> Provided passage
===============

Wade Nelson (Durango, Colorado)
I was too young to be drafted, yet somehow I knew the war was wrong. As I watched the evening "body counts" night after night I realized we were being lied to. And so I protested. I was called a pinko commie. A stupid kid. Told I was unpatriotic. Four protestors at Kent State paid the ultimate price for protesting an immoral, unjust war in a place we had no business being. The deaths of Alison Krause, Jeffrey Miller, Sandra Scheuer and William Schroeder shocked the nation. And changed the minds of many, including my pro-Nixon, pro-war Father. Protestors were gassed, were beaten, were arrested, were scorned. Yet by bringing the war to a close several years early, they saved thousands, if not tens of thousands of lives of American GIs, as surely as if they had taken up arms. To me this makes them heroes. In contrast to protestors, very few GI's actually got spit upon. As far as being called a commie, a dirty hippy, and unpatriotic for protesting Vietnam and the Iraq boondoggle, to me, that is a small price to pay for keeping American GI's out of unnecessary meatgrinders.
Dan Holton (TN)
The war in Vietnam was undertaken basically for 1 reason: to send a message to Latin America that this is what will happen to you if you continue your revolts against the U.S. It really was that simple.
Jp (Michigan)
We still have examples of resistance to illegal and immoral government actions. Just ask those who are working to undo Obama's executive orders. Fight the powers!
William Shelton (Juiz de Fora, MG, Brazil)
Excuse me? 1) This article isn't even remotely about the previous administration. 2) President Trump signed 58 executive orders during his first year compared to President Obama's 39. Furthermore, there are currently five active investigations involving the Trump administration, compared to none at the of President Obama's first year. Just who do you think your're kidding?
Margaret (Porter)
These men had the courage and strength to stand up for their beliefs in the face of authority's disapproval. While it is true that they had established channels to act on their objections, I do not underestimate the fortitude it took for these "All-American boys" to risk their futures, if not their lives, by their defiance. I fear that we live in times in which any of us may be called to stand up to abuse of authority and misuse of power. I pray, if called on, that I can summon similar courage. These men and their stories are an inspiration to me and a reminder that democracy is not free.
S. Richey (Augusta, Montana)

===============

> Problem to solve
Answer these from the reader comments:
(a) Which four Kent State protestors does Wade Nelson name?
(b) According to William Shelton, how many executive orders did President Trump and President Obama each sign in their first year?
(c) Dan Holton says the Vietnam War was meant to send a message to which region?

> Provided material
===============

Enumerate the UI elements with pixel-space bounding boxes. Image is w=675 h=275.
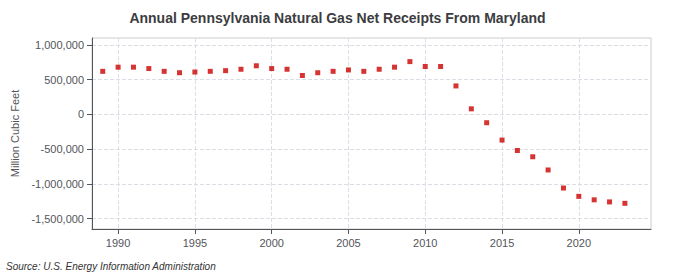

===============

> Complete answer
(a) Alison Krause, Jeffrey Miller, Sandra Scheuer and William Schroeder.
(b) President Trump signed 58, and President Obama signed 39.
(c) Latin America.